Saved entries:

:::::

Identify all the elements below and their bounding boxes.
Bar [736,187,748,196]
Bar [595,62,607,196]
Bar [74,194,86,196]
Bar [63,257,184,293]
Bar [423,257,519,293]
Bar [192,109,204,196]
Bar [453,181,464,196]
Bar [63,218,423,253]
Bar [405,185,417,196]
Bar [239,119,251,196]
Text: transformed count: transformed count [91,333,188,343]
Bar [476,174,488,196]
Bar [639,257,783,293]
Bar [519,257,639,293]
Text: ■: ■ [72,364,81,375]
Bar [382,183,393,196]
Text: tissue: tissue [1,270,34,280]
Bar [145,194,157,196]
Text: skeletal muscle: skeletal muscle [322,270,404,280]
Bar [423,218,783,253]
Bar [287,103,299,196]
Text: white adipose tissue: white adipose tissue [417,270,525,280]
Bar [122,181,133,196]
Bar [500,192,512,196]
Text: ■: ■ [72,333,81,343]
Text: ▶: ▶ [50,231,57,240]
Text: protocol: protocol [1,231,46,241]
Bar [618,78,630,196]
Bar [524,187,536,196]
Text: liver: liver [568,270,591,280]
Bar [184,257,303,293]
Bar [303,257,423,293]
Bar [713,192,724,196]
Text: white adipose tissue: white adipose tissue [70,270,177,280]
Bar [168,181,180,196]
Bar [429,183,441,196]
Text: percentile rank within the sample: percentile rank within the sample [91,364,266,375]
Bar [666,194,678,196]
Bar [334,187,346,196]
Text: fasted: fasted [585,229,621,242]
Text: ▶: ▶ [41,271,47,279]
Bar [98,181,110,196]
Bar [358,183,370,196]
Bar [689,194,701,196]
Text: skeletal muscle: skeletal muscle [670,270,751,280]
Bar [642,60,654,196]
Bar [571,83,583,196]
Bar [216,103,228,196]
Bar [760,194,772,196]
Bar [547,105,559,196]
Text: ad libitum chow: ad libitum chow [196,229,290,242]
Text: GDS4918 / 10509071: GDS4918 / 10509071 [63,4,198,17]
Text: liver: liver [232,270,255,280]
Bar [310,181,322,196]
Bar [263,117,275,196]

:::::

* **WORK REQUIRED**:
Write out the records from the start through the line containing "Bar [500,192,512,196]", including that line, switching "skeletal muscle" to "cardiac muscle" and leaving everything else unchanged.

* **RESPONSE**:
Identify all the elements below and their bounding boxes.
Bar [736,187,748,196]
Bar [595,62,607,196]
Bar [74,194,86,196]
Bar [63,257,184,293]
Bar [423,257,519,293]
Bar [192,109,204,196]
Bar [453,181,464,196]
Bar [63,218,423,253]
Bar [405,185,417,196]
Bar [239,119,251,196]
Text: transformed count: transformed count [91,333,188,343]
Bar [476,174,488,196]
Bar [639,257,783,293]
Bar [519,257,639,293]
Text: ■: ■ [72,364,81,375]
Bar [382,183,393,196]
Text: tissue: tissue [1,270,34,280]
Bar [145,194,157,196]
Text: cardiac muscle: cardiac muscle [322,270,404,280]
Bar [423,218,783,253]
Bar [287,103,299,196]
Text: white adipose tissue: white adipose tissue [417,270,525,280]
Bar [122,181,133,196]
Bar [500,192,512,196]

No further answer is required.